**What is being asked**
Look through the material and copy each line holding "крови".

**Supplied data**
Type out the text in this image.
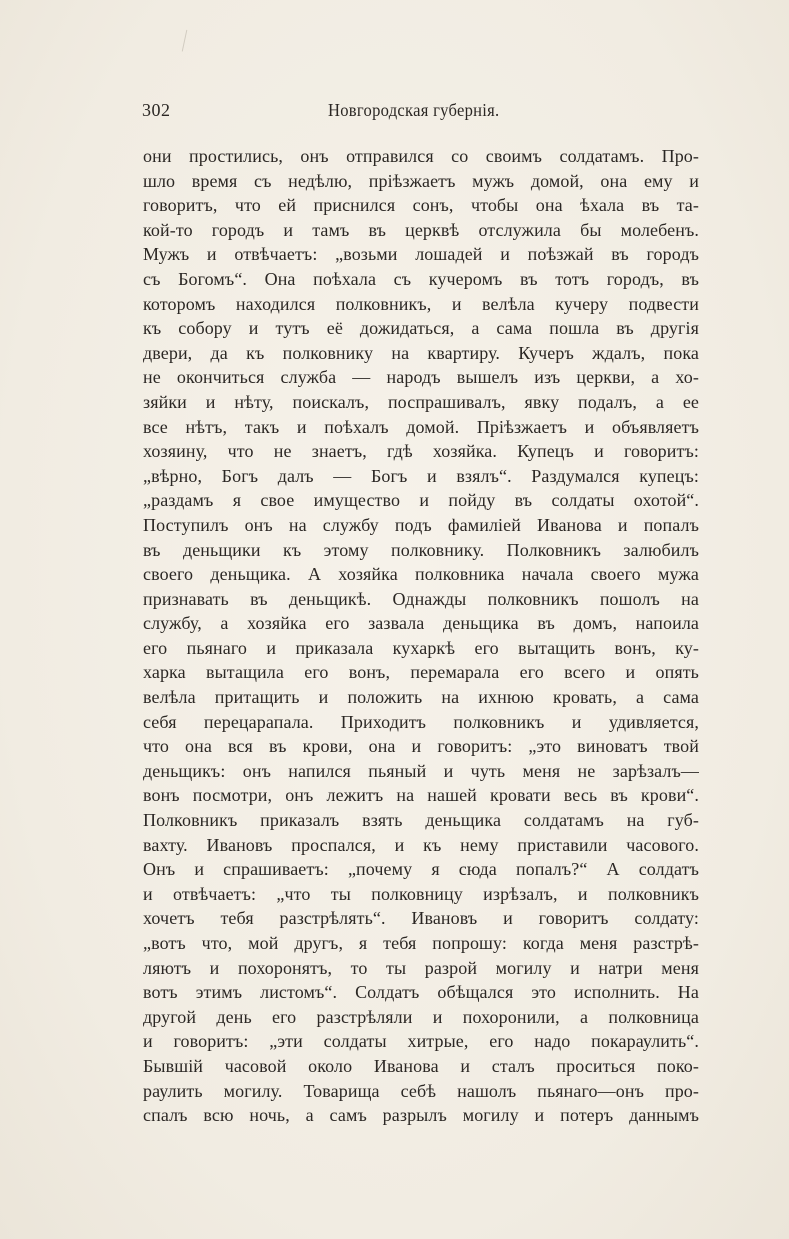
302	Новгородская губернія.
они простились, онъ отправился со своимъ солдатамъ. Про-
шло время съ недѣлю, пріѣзжаетъ мужъ домой, она ему и
говоритъ, что ей приснился сонъ, чтобы она ѣхала въ та-
кой-то городъ и тамъ въ церквѣ отслужила бы молебенъ.
Мужъ и отвѣчаетъ: „возьми лошадей и поѣзжай въ городъ
съ Богомъ“. Она поѣхала съ кучеромъ въ тотъ городъ, въ
которомъ находился полковникъ, и велѣла кучеру подвести
къ собору и тутъ её дожидаться, а сама пошла въ другія
двери, да къ полковнику на квартиру. Кучеръ ждалъ, пока
не окончиться служба — народъ вышелъ изъ церкви, а хо-
зяйки и нѣту, поискалъ, поспрашивалъ, явку подалъ, а ее
все нѣтъ, такъ и поѣхалъ домой. Пріѣзжаетъ и объявляетъ
хозяину, что не знаетъ, гдѣ хозяйка. Купецъ и говоритъ:
„вѣрно, Богъ далъ — Богъ и взялъ“. Раздумался купецъ:
„раздамъ я свое имущество и пойду въ солдаты охотой“.
Поступилъ онъ на службу подъ фамиліей Иванова и попалъ
въ деньщики къ этому полковнику. Полковникъ залюбилъ
своего деньщика. А хозяйка полковника начала своего мужа
признавать въ деньщикѣ. Однажды полковникъ пошолъ на
службу, а хозяйка его зазвала деньщика въ домъ, напоила
его пьянаго и приказала кухаркѣ его вытащить вонъ, ку-
харка вытащила его вонъ, перемарала его всего и опять
велѣла притащить и положить на ихнюю кровать, а сама
себя перецарапала. Приходитъ полковникъ и удивляется,
что она вся въ крови, она и говоритъ: „это виноватъ твой
деньщикъ: онъ напился пьяный и чуть меня не зарѣзалъ—
вонъ посмотри, онъ лежитъ на нашей кровати весь въ крови“.
Полковникъ приказалъ взять деньщика солдатамъ на губ-
вахту. Ивановъ проспался, и къ нему приставили часового.
Онъ и спрашиваетъ: „почему я сюда попалъ?“ А солдатъ
и отвѣчаетъ: „что ты полковницу изрѣзалъ, и полковникъ
хочетъ тебя разстрѣлять“. Ивановъ и говоритъ солдату:
„вотъ что, мой другъ, я тебя попрошу: когда меня разстрѣ-
ляютъ и похоронятъ, то ты разрой могилу и натри меня
вотъ этимъ листомъ“. Солдатъ обѣщался это исполнить. На
другой день его разстрѣляли и похоронили, а полковница
и говоритъ: „эти солдаты хитрые, его надо покараулить“.
Бывшій часовой около Иванова и сталъ проситься поко-
раулить могилу. Товарища себѣ нашолъ пьянаго—онъ про-
спалъ всю ночь, а самъ разрылъ могилу и потеръ даннымъ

**The output**
что она вся въ крови, она и говоритъ: „это виноватъ твой
вонъ посмотри, онъ лежитъ на нашей кровати весь въ крови“.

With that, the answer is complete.